Required work => The entire listing is to be repeated verbatim.

+++

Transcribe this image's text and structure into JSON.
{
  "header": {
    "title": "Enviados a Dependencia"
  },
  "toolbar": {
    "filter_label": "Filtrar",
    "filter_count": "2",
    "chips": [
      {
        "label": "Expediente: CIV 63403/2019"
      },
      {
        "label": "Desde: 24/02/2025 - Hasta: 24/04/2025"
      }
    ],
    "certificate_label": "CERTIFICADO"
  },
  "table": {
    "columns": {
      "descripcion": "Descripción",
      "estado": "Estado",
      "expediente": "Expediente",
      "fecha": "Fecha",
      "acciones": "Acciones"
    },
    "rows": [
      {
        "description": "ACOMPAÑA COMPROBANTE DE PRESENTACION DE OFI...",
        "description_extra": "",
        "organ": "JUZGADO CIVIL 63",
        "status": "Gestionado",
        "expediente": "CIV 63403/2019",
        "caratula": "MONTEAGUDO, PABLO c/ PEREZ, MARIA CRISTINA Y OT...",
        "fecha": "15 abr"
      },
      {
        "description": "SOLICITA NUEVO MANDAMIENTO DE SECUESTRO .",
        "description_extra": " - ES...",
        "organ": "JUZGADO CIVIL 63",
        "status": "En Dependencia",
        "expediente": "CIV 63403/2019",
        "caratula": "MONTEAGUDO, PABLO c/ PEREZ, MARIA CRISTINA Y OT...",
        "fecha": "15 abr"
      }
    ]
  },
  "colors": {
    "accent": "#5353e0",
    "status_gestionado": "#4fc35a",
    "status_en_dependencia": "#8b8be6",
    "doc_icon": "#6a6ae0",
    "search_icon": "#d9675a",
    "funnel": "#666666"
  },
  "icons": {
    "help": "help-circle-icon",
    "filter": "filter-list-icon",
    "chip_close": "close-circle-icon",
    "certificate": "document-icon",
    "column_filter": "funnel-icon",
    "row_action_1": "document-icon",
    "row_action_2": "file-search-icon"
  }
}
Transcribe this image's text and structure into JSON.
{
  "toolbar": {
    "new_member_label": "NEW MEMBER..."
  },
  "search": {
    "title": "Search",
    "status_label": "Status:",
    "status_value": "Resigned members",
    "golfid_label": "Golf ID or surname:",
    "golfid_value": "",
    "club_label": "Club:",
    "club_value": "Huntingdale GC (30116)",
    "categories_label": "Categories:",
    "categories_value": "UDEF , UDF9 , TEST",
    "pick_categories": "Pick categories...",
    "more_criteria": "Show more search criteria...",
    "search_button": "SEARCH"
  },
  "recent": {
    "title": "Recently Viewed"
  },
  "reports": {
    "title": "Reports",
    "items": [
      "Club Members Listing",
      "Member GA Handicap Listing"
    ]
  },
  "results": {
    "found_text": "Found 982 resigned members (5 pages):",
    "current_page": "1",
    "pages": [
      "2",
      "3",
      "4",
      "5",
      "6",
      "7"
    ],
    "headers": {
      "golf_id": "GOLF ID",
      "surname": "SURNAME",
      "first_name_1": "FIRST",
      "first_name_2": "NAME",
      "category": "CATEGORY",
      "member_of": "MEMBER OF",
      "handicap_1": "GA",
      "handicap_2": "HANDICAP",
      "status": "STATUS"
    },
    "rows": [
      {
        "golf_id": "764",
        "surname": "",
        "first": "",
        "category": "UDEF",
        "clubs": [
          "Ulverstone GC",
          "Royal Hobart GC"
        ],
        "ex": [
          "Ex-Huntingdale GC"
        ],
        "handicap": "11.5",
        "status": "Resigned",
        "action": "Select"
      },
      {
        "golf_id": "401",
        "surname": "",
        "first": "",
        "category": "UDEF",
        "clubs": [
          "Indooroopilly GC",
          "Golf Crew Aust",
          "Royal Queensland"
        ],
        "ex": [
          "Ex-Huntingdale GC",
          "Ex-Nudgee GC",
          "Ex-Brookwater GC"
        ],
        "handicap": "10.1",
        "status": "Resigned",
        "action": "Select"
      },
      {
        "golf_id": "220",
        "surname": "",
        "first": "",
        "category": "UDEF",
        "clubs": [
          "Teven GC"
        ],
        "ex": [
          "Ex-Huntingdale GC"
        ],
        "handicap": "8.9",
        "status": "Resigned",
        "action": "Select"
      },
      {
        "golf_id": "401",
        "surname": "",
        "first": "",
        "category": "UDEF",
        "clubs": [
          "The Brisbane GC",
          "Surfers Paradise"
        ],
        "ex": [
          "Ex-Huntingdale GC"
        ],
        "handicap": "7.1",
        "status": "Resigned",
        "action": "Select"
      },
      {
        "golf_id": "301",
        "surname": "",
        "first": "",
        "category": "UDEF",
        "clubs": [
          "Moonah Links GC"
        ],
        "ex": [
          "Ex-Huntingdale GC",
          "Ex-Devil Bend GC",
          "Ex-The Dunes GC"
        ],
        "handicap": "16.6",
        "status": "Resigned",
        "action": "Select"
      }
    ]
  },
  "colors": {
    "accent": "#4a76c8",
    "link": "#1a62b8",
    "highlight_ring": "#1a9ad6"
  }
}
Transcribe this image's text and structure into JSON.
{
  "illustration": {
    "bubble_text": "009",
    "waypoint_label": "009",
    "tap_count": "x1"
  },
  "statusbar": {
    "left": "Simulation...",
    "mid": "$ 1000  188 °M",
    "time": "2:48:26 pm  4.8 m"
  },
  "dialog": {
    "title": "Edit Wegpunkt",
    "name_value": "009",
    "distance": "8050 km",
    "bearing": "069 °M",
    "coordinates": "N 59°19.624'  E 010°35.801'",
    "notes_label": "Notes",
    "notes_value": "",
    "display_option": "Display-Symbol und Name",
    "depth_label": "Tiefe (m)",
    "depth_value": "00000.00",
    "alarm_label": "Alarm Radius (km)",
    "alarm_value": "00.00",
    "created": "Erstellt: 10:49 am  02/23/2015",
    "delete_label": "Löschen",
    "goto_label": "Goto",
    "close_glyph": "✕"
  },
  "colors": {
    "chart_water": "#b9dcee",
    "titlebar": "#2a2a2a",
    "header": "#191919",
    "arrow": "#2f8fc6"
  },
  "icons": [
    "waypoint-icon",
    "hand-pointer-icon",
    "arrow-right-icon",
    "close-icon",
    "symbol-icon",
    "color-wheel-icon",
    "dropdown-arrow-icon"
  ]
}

+++

Task answer =>
Transcribe this image's text and structure into JSON.
{
  "header": {
    "title": "Enviados a Dependencia"
  },
  "toolbar": {
    "filter_label": "Filtrar",
    "filter_count": "2",
    "chips": [
      {
        "label": "Expediente: CIV 63403/2019"
      },
      {
        "label": "Desde: 24/02/2025 - Hasta: 24/04/2025"
      }
    ],
    "certificate_label": "CERTIFICADO"
  },
  "table": {
    "columns": {
      "descripcion": "Descripción",
      "estado": "Estado",
      "expediente": "Expediente",
      "fecha": "Fecha",
      "acciones": "Acciones"
    },
    "rows": [
      {
        "description": "ACOMPAÑA COMPROBANTE DE PRESENTACION DE OFI...",
        "description_extra": "",
        "organ": "JUZGADO CIVIL 63",
        "status": "Gestionado",
        "expediente": "CIV 63403/2019",
        "caratula": "MONTEAGUDO, PABLO c/ PEREZ, MARIA CRISTINA Y OT...",
        "fecha": "15 abr"
      },
      {
        "description": "SOLICITA NUEVO MANDAMIENTO DE SECUESTRO .",
        "description_extra": " - ES...",
        "organ": "JUZGADO CIVIL 63",
        "status": "En Dependencia",
        "expediente": "CIV 63403/2019",
        "caratula": "MONTEAGUDO, PABLO c/ PEREZ, MARIA CRISTINA Y OT...",
        "fecha": "15 abr"
      }
    ]
  },
  "colors": {
    "accent": "#5353e0",
    "status_gestionado": "#4fc35a",
    "status_en_dependencia": "#8b8be6",
    "doc_icon": "#6a6ae0",
    "search_icon": "#d9675a",
    "funnel": "#666666"
  },
  "icons": {
    "help": "help-circle-icon",
    "filter": "filter-list-icon",
    "chip_close": "close-circle-icon",
    "certificate": "document-icon",
    "column_filter": "funnel-icon",
    "row_action_1": "document-icon",
    "row_action_2": "file-search-icon"
  }
}
Transcribe this image's text and structure into JSON.
{
  "toolbar": {
    "new_member_label": "NEW MEMBER..."
  },
  "search": {
    "title": "Search",
    "status_label": "Status:",
    "status_value": "Resigned members",
    "golfid_label": "Golf ID or surname:",
    "golfid_value": "",
    "club_label": "Club:",
    "club_value": "Huntingdale GC (30116)",
    "categories_label": "Categories:",
    "categories_value": "UDEF , UDF9 , TEST",
    "pick_categories": "Pick categories...",
    "more_criteria": "Show more search criteria...",
    "search_button": "SEARCH"
  },
  "recent": {
    "title": "Recently Viewed"
  },
  "reports": {
    "title": "Reports",
    "items": [
      "Club Members Listing",
      "Member GA Handicap Listing"
    ]
  },
  "results": {
    "found_text": "Found 982 resigned members (5 pages):",
    "current_page": "1",
    "pages": [
      "2",
      "3",
      "4",
      "5",
      "6",
      "7"
    ],
    "headers": {
      "golf_id": "GOLF ID",
      "surname": "SURNAME",
      "first_name_1": "FIRST",
      "first_name_2": "NAME",
      "category": "CATEGORY",
      "member_of": "MEMBER OF",
      "handicap_1": "GA",
      "handicap_2": "HANDICAP",
      "status": "STATUS"
    },
    "rows": [
      {
        "golf_id": "764",
        "surname": "",
        "first": "",
        "category": "UDEF",
        "clubs": [
          "Ulverstone GC",
          "Royal Hobart GC"
        ],
        "ex": [
          "Ex-Huntingdale GC"
        ],
        "handicap": "11.5",
        "status": "Resigned",
        "action": "Select"
      },
      {
        "golf_id": "401",
        "surname": "",
        "first": "",
        "category": "UDEF",
        "clubs": [
          "Indooroopilly GC",
          "Golf Crew Aust",
          "Royal Queensland"
        ],
        "ex": [
          "Ex-Huntingdale GC",
          "Ex-Nudgee GC",
          "Ex-Brookwater GC"
        ],
        "handicap": "10.1",
        "status": "Resigned",
        "action": "Select"
      },
      {
        "golf_id": "220",
        "surname": "",
        "first": "",
        "category": "UDEF",
        "clubs": [
          "Teven GC"
        ],
        "ex": [
          "Ex-Huntingdale GC"
        ],
        "handicap": "8.9",
        "status": "Resigned",
        "action": "Select"
      },
      {
        "golf_id": "401",
        "surname": "",
        "first": "",
        "category": "UDEF",
        "clubs": [
          "The Brisbane GC",
          "Surfers Paradise"
        ],
        "ex": [
          "Ex-Huntingdale GC"
        ],
        "handicap": "7.1",
        "status": "Resigned",
        "action": "Select"
      },
      {
        "golf_id": "301",
        "surname": "",
        "first": "",
        "category": "UDEF",
        "clubs": [
          "Moonah Links GC"
        ],
        "ex": [
          "Ex-Huntingdale GC",
          "Ex-Devil Bend GC",
          "Ex-The Dunes GC"
        ],
        "handicap": "16.6",
        "status": "Resigned",
        "action": "Select"
      }
    ]
  },
  "colors": {
    "accent": "#4a76c8",
    "link": "#1a62b8",
    "highlight_ring": "#1a9ad6"
  }
}
Transcribe this image's text and structure into JSON.
{
  "illustration": {
    "bubble_text": "009",
    "waypoint_label": "009",
    "tap_count": "x1"
  },
  "statusbar": {
    "left": "Simulation...",
    "mid": "$ 1000  188 °M",
    "time": "2:48:26 pm  4.8 m"
  },
  "dialog": {
    "title": "Edit Wegpunkt",
    "name_value": "009",
    "distance": "8050 km",
    "bearing": "069 °M",
    "coordinates": "N 59°19.624'  E 010°35.801'",
    "notes_label": "Notes",
    "notes_value": "",
    "display_option": "Display-Symbol und Name",
    "depth_label": "Tiefe (m)",
    "depth_value": "00000.00",
    "alarm_label": "Alarm Radius (km)",
    "alarm_value": "00.00",
    "created": "Erstellt: 10:49 am  02/23/2015",
    "delete_label": "Löschen",
    "goto_label": "Goto",
    "close_glyph": "✕"
  },
  "colors": {
    "chart_water": "#b9dcee",
    "titlebar": "#2a2a2a",
    "header": "#191919",
    "arrow": "#2f8fc6"
  },
  "icons": [
    "waypoint-icon",
    "hand-pointer-icon",
    "arrow-right-icon",
    "close-icon",
    "symbol-icon",
    "color-wheel-icon",
    "dropdown-arrow-icon"
  ]
}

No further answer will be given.